§ Assignment
Pick out the lines below that include the string "metastasis".

◆ ◆ ◆

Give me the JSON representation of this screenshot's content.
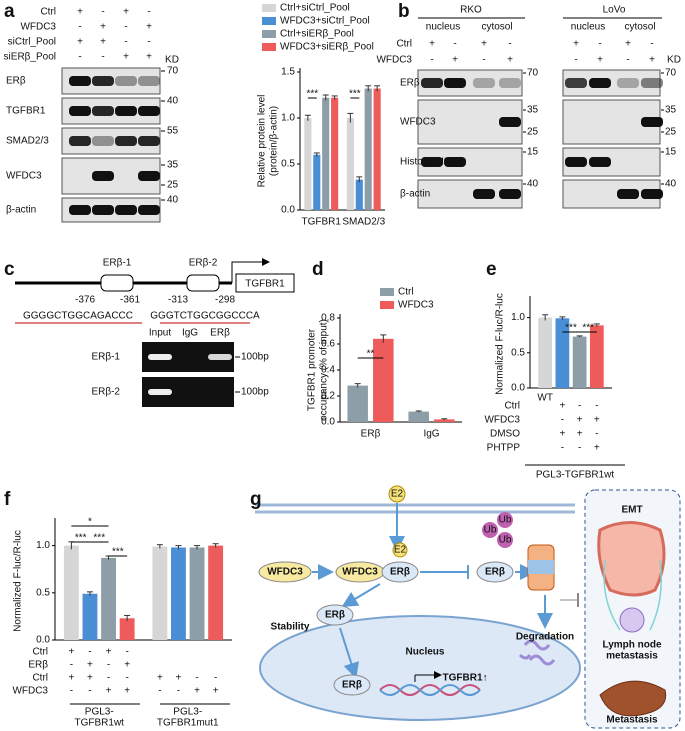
{
  "panel_labels": [
    "a",
    "b",
    "c",
    "d",
    "e",
    "f",
    "g"
  ],
  "panel_a": {
    "blot": {
      "conditions": [
        {
          "name": "Ctrl",
          "signs": [
            "+",
            "-",
            "+",
            "-"
          ]
        },
        {
          "name": "WFDC3",
          "signs": [
            "-",
            "+",
            "-",
            "+"
          ]
        },
        {
          "name": "siCtrl_Pool",
          "signs": [
            "+",
            "+",
            "-",
            "-"
          ]
        },
        {
          "name": "siERβ_Pool",
          "signs": [
            "-",
            "-",
            "+",
            "+"
          ]
        }
      ],
      "kd_label": "KD",
      "rows": [
        {
          "name": "ERβ",
          "kd": [
            "70"
          ]
        },
        {
          "name": "TGFBR1",
          "kd": [
            "40"
          ]
        },
        {
          "name": "SMAD2/3",
          "kd": [
            "55"
          ]
        },
        {
          "name": "WFDC3",
          "kd": [
            "35",
            "25"
          ]
        },
        {
          "name": "β-actin",
          "kd": [
            "40"
          ]
        }
      ]
    },
    "chart": {
      "type": "bar",
      "ylabel": [
        "Relative protein level",
        "(protein/β-actin)"
      ],
      "categories": [
        "TGFBR1",
        "SMAD2/3"
      ],
      "series": [
        {
          "name": "Ctrl+siCtrl_Pool",
          "color": "#d6d6d6",
          "values": [
            1.0,
            1.0
          ],
          "errors": [
            0.03,
            0.05
          ]
        },
        {
          "name": "WFDC3+siCtrl_Pool",
          "color": "#4a8fd6",
          "values": [
            0.6,
            0.33
          ],
          "errors": [
            0.02,
            0.03
          ]
        },
        {
          "name": "Ctrl+siERβ_Pool",
          "color": "#8d9ea8",
          "values": [
            1.22,
            1.32
          ],
          "errors": [
            0.03,
            0.03
          ]
        },
        {
          "name": "WFDC3+siERβ_Pool",
          "color": "#ee5b5b",
          "values": [
            1.22,
            1.32
          ],
          "errors": [
            0.02,
            0.03
          ]
        }
      ],
      "ylim": [
        0,
        1.5
      ],
      "yticks": [
        {
          "value": 0,
          "label": "0.0"
        },
        {
          "value": 0.5,
          "label": "0.5"
        },
        {
          "value": 1,
          "label": "1.0"
        },
        {
          "value": 1.5,
          "label": "1.5"
        }
      ],
      "annotations": [
        "***",
        "***"
      ]
    }
  },
  "panel_b": {
    "cells": [
      "RKO",
      "LoVo"
    ],
    "fractions": [
      "nucleus",
      "cytosol"
    ],
    "conditions": [
      {
        "name": "Ctrl",
        "signs": [
          "+",
          "-",
          "+",
          "-"
        ]
      },
      {
        "name": "WFDC3",
        "signs": [
          "-",
          "+",
          "-",
          "+"
        ]
      }
    ],
    "kd_label": "KD",
    "rows": [
      {
        "name": "ERβ",
        "kd": [
          "70"
        ]
      },
      {
        "name": "WFDC3",
        "kd": [
          "35",
          "25"
        ]
      },
      {
        "name": "Histone H3",
        "kd": [
          "15"
        ]
      },
      {
        "name": "β-actin",
        "kd": [
          "40"
        ]
      }
    ]
  },
  "panel_c": {
    "sites": [
      "ERβ-1",
      "ERβ-2"
    ],
    "positions": [
      "-376",
      "-361",
      "-313",
      "-298"
    ],
    "gene": "TGFBR1",
    "sequences": [
      "GGGGCTGGCAGACCC",
      "GGGTCTGGCGGCCCA"
    ],
    "lanes": [
      "Input",
      "IgG",
      "ERβ"
    ],
    "rows": [
      "ERβ-1",
      "ERβ-2"
    ],
    "marker": "100bp"
  },
  "panel_d": {
    "chart": {
      "type": "bar",
      "ylabel": [
        "TGFBR1 promoter",
        "occupancy (% of input)"
      ],
      "categories": [
        "ERβ",
        "IgG"
      ],
      "series": [
        {
          "name": "Ctrl",
          "color": "#8d9ea8",
          "values": [
            0.28,
            0.08
          ],
          "errors": [
            0.015,
            0.005
          ]
        },
        {
          "name": "WFDC3",
          "color": "#ee5b5b",
          "values": [
            0.64,
            0.02
          ],
          "errors": [
            0.03,
            0.005
          ]
        }
      ],
      "ylim": [
        0,
        0.8
      ],
      "yticks": [
        {
          "value": 0,
          "label": "0.0"
        },
        {
          "value": 0.2,
          "label": "0.2"
        },
        {
          "value": 0.4,
          "label": "0.4"
        },
        {
          "value": 0.6,
          "label": "0.6"
        },
        {
          "value": 0.8,
          "label": "0.8"
        }
      ],
      "annotations": [
        "**"
      ]
    }
  },
  "panel_e": {
    "chart": {
      "type": "bar",
      "ylabel": [
        "Normalized F-luc/R-luc"
      ],
      "series": [
        {
          "color": "#d6d6d6",
          "values": [
            1.0
          ],
          "errors": [
            0.04
          ]
        },
        {
          "color": "#4a8fd6",
          "values": [
            0.99
          ],
          "errors": [
            0.02
          ]
        },
        {
          "color": "#8d9ea8",
          "values": [
            0.73
          ],
          "errors": [
            0.01
          ]
        },
        {
          "color": "#ee5b5b",
          "values": [
            0.89
          ],
          "errors": [
            0.02
          ]
        }
      ],
      "ylim": [
        0,
        1.25
      ],
      "yticks": [
        {
          "value": 0,
          "label": "0.0"
        },
        {
          "value": 0.5,
          "label": "0.5"
        },
        {
          "value": 1,
          "label": "1.0"
        }
      ],
      "annotations": [
        "***",
        "***"
      ]
    },
    "wt_label": "WT",
    "rows": [
      {
        "name": "Ctrl",
        "signs": [
          "+",
          "-",
          "-"
        ]
      },
      {
        "name": "WFDC3",
        "signs": [
          "-",
          "+",
          "+"
        ]
      },
      {
        "name": "DMSO",
        "signs": [
          "+",
          "+",
          "-"
        ]
      },
      {
        "name": "PHTPP",
        "signs": [
          "-",
          "-",
          "+"
        ]
      }
    ],
    "construct": "PGL3-TGFBR1wt"
  },
  "panel_f": {
    "chart": {
      "type": "bar",
      "ylabel": [
        "Normalized F-luc/R-luc"
      ],
      "categories": [
        [
          "PGL3-",
          "TGFBR1wt"
        ],
        [
          "PGL3-",
          "TGFBR1mut1"
        ]
      ],
      "series": [
        {
          "color": "#d6d6d6",
          "values": [
            1.0,
            0.99
          ],
          "errors": [
            0.04,
            0.02
          ]
        },
        {
          "color": "#4a8fd6",
          "values": [
            0.49,
            0.98
          ],
          "errors": [
            0.02,
            0.02
          ]
        },
        {
          "color": "#8d9ea8",
          "values": [
            0.87,
            0.98
          ],
          "errors": [
            0.02,
            0.02
          ]
        },
        {
          "color": "#ee5b5b",
          "values": [
            0.23,
            1.0
          ],
          "errors": [
            0.03,
            0.02
          ]
        }
      ],
      "ylim": [
        0,
        1.25
      ],
      "yticks": [
        {
          "value": 0,
          "label": "0.0"
        },
        {
          "value": 0.5,
          "label": "0.5"
        },
        {
          "value": 1,
          "label": "1.0"
        }
      ],
      "annotations": [
        "*",
        "***",
        "***",
        "***"
      ]
    },
    "rows": [
      {
        "name": "Ctrl",
        "signs": [
          "+",
          "-",
          "+",
          "-"
        ]
      },
      {
        "name": "ERβ",
        "signs": [
          "-",
          "+",
          "-",
          "+"
        ]
      },
      {
        "name": "Ctrl",
        "signs": [
          "+",
          "+",
          "-",
          "-",
          "+",
          "+",
          "-",
          "-"
        ]
      },
      {
        "name": "WFDC3",
        "signs": [
          "-",
          "-",
          "+",
          "+",
          "-",
          "-",
          "+",
          "+"
        ]
      }
    ]
  },
  "panel_g": {
    "e2": "E2",
    "ub": [
      "Ub",
      "Ub",
      "Ub"
    ],
    "wfdc3": [
      "WFDC3",
      "WFDC3"
    ],
    "erb": [
      "ERβ",
      "ERβ",
      "ERβ",
      "ERβ"
    ],
    "e2_bound": "E2",
    "stability": "Stability",
    "degradation": "Degradation",
    "nucleus": "Nucleus",
    "target": "TGFBR1↑",
    "emt": "EMT",
    "lymph": [
      "Lymph node",
      "metastasis"
    ],
    "metastasis": "Metastasis"
  }
}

◆ ◆ ◆

§ Written response
      "metastasis"
    "metastasis": "Metastasis"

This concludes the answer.